Could you repeat the records below exactly, leaving out any pictures?

• _Recorded data_:
[Begin]

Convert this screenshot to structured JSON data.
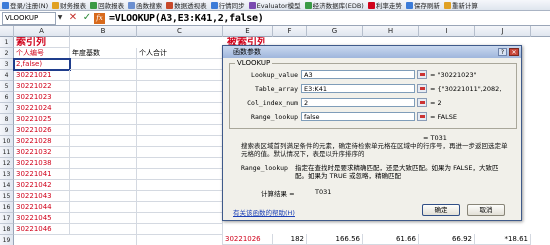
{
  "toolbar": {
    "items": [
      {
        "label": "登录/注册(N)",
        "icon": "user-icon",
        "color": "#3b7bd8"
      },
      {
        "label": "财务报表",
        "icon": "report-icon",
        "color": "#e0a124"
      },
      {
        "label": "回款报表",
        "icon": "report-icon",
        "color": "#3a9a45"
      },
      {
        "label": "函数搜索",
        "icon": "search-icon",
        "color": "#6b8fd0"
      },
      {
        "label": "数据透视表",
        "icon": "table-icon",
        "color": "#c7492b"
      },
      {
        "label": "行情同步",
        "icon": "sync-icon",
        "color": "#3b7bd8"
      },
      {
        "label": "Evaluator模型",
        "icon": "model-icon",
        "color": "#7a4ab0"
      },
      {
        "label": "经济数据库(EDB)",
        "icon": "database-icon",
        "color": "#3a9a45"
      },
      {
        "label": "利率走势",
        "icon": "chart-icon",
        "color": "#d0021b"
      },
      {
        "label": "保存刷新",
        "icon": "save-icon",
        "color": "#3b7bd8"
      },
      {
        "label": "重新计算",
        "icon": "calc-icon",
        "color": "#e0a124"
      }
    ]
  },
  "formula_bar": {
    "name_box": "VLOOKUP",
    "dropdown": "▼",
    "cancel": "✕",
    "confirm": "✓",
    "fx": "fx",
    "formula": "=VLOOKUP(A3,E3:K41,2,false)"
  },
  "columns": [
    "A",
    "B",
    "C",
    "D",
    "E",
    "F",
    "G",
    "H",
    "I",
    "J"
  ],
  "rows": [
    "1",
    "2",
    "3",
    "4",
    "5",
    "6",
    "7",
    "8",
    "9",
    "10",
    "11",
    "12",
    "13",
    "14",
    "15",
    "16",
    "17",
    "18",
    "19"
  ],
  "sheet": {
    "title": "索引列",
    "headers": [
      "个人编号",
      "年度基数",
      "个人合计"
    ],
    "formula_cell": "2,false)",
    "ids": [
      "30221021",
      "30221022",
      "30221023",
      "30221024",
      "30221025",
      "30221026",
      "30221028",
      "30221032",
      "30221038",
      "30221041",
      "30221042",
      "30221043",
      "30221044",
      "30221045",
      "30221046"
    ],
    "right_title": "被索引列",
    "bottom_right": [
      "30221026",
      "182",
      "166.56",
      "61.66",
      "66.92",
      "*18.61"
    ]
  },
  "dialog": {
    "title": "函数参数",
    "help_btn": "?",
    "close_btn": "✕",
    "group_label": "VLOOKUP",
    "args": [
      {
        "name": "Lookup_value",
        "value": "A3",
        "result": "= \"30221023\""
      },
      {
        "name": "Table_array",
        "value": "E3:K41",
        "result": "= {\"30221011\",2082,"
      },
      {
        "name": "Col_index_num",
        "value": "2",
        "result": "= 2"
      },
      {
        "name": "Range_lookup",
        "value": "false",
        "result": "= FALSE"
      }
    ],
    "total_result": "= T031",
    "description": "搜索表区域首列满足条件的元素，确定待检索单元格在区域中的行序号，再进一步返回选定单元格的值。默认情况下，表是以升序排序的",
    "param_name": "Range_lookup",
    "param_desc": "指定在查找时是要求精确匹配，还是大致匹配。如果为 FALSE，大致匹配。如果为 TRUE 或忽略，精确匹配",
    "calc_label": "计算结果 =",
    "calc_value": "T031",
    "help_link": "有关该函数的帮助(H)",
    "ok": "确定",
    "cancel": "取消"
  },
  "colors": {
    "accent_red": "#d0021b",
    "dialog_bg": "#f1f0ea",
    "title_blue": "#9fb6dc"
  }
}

[End]

• _Answer to the problem_:
Convert this screenshot to structured JSON data.
{
  "toolbar": {
    "items": [
      {
        "label": "登录/注册(N)",
        "icon": "user-icon",
        "color": "#3b7bd8"
      },
      {
        "label": "财务报表",
        "icon": "report-icon",
        "color": "#e0a124"
      },
      {
        "label": "回款报表",
        "icon": "report-icon",
        "color": "#3a9a45"
      },
      {
        "label": "函数搜索",
        "icon": "search-icon",
        "color": "#6b8fd0"
      },
      {
        "label": "数据透视表",
        "icon": "table-icon",
        "color": "#c7492b"
      },
      {
        "label": "行情同步",
        "icon": "sync-icon",
        "color": "#3b7bd8"
      },
      {
        "label": "Evaluator模型",
        "icon": "model-icon",
        "color": "#7a4ab0"
      },
      {
        "label": "经济数据库(EDB)",
        "icon": "database-icon",
        "color": "#3a9a45"
      },
      {
        "label": "利率走势",
        "icon": "chart-icon",
        "color": "#d0021b"
      },
      {
        "label": "保存刷新",
        "icon": "save-icon",
        "color": "#3b7bd8"
      },
      {
        "label": "重新计算",
        "icon": "calc-icon",
        "color": "#e0a124"
      }
    ]
  },
  "formula_bar": {
    "name_box": "VLOOKUP",
    "dropdown": "▼",
    "cancel": "✕",
    "confirm": "✓",
    "fx": "fx",
    "formula": "=VLOOKUP(A3,E3:K41,2,false)"
  },
  "columns": [
    "A",
    "B",
    "C",
    "D",
    "E",
    "F",
    "G",
    "H",
    "I",
    "J"
  ],
  "rows": [
    "1",
    "2",
    "3",
    "4",
    "5",
    "6",
    "7",
    "8",
    "9",
    "10",
    "11",
    "12",
    "13",
    "14",
    "15",
    "16",
    "17",
    "18",
    "19"
  ],
  "sheet": {
    "title": "索引列",
    "headers": [
      "个人编号",
      "年度基数",
      "个人合计"
    ],
    "formula_cell": "2,false)",
    "ids": [
      "30221021",
      "30221022",
      "30221023",
      "30221024",
      "30221025",
      "30221026",
      "30221028",
      "30221032",
      "30221038",
      "30221041",
      "30221042",
      "30221043",
      "30221044",
      "30221045",
      "30221046"
    ],
    "right_title": "被索引列",
    "bottom_right": [
      "30221026",
      "182",
      "166.56",
      "61.66",
      "66.92",
      "*18.61"
    ]
  },
  "dialog": {
    "title": "函数参数",
    "help_btn": "?",
    "close_btn": "✕",
    "group_label": "VLOOKUP",
    "args": [
      {
        "name": "Lookup_value",
        "value": "A3",
        "result": "= \"30221023\""
      },
      {
        "name": "Table_array",
        "value": "E3:K41",
        "result": "= {\"30221011\",2082,"
      },
      {
        "name": "Col_index_num",
        "value": "2",
        "result": "= 2"
      },
      {
        "name": "Range_lookup",
        "value": "false",
        "result": "= FALSE"
      }
    ],
    "total_result": "= T031",
    "description": "搜索表区域首列满足条件的元素，确定待检索单元格在区域中的行序号，再进一步返回选定单元格的值。默认情况下，表是以升序排序的",
    "param_name": "Range_lookup",
    "param_desc": "指定在查找时是要求精确匹配，还是大致匹配。如果为 FALSE，大致匹配。如果为 TRUE 或忽略，精确匹配",
    "calc_label": "计算结果 =",
    "calc_value": "T031",
    "help_link": "有关该函数的帮助(H)",
    "ok": "确定",
    "cancel": "取消"
  },
  "colors": {
    "accent_red": "#d0021b",
    "dialog_bg": "#f1f0ea",
    "title_blue": "#9fb6dc"
  }
}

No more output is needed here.